:: Records provided

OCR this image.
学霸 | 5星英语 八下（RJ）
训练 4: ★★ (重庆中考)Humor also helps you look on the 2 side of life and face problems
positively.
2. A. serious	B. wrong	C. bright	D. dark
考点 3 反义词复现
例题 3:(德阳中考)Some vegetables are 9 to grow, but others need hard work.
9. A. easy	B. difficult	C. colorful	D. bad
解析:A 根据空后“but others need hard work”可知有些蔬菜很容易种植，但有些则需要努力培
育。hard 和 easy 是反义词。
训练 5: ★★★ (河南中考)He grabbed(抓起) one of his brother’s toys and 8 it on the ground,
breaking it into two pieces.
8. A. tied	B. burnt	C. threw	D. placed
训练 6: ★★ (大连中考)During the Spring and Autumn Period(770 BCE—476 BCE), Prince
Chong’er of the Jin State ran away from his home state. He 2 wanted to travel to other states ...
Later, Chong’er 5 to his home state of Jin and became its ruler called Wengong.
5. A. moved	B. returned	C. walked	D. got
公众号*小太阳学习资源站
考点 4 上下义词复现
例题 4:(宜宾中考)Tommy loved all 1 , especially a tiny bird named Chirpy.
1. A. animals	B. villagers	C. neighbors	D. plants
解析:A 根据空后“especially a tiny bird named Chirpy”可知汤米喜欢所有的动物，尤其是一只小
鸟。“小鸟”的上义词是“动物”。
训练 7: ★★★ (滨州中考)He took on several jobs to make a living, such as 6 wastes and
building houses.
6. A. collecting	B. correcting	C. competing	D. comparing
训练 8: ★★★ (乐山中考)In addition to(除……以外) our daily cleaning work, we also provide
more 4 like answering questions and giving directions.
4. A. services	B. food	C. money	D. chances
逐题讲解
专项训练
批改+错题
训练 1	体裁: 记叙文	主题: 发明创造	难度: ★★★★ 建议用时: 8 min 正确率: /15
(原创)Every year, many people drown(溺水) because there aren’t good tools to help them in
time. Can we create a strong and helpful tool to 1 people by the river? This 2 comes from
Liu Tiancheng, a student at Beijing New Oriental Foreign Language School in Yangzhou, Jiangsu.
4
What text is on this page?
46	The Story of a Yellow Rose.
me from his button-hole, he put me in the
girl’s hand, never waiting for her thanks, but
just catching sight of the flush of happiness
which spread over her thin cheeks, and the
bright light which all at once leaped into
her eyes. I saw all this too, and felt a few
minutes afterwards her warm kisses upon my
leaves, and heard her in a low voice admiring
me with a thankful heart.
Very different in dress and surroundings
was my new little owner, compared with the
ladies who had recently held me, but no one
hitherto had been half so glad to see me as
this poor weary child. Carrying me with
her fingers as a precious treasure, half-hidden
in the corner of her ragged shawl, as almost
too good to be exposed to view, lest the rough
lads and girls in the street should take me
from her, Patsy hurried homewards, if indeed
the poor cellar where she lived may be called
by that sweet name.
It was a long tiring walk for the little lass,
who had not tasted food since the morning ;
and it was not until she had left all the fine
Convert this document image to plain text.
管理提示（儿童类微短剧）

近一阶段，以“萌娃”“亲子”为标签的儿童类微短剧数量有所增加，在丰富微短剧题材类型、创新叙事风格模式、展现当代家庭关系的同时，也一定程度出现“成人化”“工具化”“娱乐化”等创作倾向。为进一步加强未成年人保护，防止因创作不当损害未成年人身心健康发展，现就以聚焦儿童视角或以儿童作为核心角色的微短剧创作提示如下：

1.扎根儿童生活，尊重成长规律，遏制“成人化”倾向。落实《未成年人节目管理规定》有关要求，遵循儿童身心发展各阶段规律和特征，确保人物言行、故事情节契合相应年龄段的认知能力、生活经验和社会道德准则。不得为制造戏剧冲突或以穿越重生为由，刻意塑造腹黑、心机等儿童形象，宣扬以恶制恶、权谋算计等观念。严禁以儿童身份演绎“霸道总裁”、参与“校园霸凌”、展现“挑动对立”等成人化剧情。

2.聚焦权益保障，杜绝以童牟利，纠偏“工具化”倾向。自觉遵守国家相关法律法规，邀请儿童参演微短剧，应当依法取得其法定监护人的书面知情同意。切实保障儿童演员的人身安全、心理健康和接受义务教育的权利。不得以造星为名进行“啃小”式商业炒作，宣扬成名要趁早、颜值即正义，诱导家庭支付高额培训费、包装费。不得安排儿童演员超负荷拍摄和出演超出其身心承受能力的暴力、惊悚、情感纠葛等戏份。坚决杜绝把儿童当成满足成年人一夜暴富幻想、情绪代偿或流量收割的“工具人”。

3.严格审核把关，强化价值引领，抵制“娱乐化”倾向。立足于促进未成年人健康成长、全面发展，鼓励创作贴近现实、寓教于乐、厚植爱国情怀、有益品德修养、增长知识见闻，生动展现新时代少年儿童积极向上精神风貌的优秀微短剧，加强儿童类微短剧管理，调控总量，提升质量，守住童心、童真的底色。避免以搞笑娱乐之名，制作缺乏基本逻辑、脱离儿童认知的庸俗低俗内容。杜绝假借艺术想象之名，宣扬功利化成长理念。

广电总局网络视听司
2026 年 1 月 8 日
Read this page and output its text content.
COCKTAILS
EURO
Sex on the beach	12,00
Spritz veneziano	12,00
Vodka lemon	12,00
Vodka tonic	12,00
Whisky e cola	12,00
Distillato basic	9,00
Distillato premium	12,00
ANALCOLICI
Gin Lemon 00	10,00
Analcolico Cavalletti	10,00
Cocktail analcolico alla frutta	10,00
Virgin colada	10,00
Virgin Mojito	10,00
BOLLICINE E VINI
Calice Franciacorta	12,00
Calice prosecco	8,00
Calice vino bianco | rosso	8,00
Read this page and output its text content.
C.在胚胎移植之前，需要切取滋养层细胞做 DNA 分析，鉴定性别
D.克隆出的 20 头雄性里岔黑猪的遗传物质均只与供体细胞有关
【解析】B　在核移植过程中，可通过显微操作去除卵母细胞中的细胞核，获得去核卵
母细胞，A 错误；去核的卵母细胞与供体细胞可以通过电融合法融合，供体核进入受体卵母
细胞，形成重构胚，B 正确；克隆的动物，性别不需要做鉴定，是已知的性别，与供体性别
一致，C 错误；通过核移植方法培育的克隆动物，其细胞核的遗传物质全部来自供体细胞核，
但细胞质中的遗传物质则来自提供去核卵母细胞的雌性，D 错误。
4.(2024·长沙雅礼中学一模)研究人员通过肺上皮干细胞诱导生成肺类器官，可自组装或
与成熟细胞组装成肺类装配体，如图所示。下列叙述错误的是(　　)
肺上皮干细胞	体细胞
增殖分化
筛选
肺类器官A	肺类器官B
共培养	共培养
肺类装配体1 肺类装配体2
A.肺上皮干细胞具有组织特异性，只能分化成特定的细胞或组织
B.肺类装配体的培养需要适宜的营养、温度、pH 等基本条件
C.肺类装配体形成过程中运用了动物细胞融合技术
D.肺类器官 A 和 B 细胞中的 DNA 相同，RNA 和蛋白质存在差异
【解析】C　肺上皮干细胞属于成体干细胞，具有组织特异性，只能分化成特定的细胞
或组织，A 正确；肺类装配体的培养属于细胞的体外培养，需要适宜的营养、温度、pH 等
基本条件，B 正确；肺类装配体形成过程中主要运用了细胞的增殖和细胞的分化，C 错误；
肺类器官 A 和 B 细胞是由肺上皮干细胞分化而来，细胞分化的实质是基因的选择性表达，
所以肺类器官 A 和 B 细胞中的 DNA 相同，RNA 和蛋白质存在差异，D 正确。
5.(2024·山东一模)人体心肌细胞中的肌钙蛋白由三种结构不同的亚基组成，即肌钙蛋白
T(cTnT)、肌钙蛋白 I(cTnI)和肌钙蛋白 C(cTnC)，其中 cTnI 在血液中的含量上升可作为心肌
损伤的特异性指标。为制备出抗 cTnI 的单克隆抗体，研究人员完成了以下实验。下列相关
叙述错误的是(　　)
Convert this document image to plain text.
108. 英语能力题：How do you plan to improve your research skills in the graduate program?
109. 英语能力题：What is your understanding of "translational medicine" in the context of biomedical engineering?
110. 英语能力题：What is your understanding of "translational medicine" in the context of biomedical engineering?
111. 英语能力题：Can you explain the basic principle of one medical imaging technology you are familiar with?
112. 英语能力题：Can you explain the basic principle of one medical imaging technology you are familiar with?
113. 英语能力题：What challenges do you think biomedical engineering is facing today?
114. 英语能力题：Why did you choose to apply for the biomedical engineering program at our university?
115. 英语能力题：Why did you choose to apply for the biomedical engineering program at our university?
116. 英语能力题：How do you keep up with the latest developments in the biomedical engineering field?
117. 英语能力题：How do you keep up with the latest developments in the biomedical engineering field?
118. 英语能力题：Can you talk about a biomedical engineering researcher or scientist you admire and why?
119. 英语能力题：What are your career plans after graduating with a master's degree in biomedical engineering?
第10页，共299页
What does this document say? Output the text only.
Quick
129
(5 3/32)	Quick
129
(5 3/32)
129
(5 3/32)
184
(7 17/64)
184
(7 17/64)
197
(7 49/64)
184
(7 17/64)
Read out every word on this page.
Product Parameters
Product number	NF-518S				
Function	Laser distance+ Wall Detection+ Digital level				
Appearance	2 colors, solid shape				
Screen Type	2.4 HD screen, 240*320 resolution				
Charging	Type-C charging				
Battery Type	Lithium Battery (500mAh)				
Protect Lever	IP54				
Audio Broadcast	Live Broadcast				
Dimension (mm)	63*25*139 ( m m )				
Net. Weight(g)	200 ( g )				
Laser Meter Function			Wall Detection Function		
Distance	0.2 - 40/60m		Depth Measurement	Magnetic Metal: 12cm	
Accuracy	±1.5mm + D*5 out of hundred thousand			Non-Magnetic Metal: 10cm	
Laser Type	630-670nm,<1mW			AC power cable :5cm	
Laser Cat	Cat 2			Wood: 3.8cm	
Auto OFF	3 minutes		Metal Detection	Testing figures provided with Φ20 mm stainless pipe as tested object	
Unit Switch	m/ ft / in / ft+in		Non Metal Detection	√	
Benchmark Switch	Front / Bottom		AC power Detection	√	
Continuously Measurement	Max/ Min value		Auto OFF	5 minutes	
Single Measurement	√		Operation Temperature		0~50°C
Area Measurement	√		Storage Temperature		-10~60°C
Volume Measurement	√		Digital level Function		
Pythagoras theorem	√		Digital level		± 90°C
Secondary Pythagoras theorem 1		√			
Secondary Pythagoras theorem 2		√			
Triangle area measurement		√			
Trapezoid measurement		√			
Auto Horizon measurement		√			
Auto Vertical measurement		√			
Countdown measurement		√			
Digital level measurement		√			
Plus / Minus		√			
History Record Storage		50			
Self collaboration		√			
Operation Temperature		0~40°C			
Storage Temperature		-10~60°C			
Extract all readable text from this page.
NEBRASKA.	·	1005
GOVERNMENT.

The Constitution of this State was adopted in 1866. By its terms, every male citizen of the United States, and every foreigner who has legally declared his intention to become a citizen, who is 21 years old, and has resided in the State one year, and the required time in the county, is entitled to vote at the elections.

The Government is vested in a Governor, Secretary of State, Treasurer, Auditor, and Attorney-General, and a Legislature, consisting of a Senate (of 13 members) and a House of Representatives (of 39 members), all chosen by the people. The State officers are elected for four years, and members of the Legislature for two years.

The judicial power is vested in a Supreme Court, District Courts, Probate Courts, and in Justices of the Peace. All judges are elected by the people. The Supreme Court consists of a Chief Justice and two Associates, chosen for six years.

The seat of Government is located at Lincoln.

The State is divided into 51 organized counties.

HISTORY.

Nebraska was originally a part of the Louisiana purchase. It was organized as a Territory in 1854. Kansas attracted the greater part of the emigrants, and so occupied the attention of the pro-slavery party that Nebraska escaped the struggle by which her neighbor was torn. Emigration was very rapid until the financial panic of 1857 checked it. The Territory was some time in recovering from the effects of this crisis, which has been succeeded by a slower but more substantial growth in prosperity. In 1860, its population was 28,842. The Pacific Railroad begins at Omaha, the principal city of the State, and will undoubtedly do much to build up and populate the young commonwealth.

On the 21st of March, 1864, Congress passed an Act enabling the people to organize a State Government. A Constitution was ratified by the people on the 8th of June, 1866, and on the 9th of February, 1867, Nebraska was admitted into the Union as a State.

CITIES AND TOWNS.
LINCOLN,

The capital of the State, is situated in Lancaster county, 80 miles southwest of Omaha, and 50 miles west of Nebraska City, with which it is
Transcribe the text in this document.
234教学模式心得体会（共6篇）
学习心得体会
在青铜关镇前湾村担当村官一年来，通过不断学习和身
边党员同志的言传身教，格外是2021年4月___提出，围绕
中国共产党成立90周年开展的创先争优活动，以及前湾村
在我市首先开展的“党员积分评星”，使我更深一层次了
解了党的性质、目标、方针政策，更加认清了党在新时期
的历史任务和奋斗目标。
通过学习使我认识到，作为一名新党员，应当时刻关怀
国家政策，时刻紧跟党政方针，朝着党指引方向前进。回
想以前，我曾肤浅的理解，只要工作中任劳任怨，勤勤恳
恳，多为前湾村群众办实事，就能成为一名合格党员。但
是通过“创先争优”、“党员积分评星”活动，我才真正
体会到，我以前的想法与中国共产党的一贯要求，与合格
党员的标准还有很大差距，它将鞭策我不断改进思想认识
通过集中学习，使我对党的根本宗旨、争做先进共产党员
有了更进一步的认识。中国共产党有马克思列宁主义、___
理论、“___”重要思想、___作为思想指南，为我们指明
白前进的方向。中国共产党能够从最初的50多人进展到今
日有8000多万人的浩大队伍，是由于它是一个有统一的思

::::

§ Given instruction: Which lines include "until"? Copy each of them out.

§ Final answer:
and it was not until she had left all the fine
Nebraska was originally a part of the Louisiana purchase. It was organized as a Territory in 1854. Kansas attracted the greater part of the emigrants, and so occupied the attention of the pro-slavery party that Nebraska escaped the struggle by which her neighbor was torn. Emigration was very rapid until the financial panic of 1857 checked it. The Territory was some time in recovering from the effects of this crisis, which has been succeeded by a slower but more substantial growth in prosperity. In 1860, its population was 28,842. The Pacific Railroad begins at Omaha, the principal city of the State, and will undoubtedly do much to build up and populate the young commonwealth.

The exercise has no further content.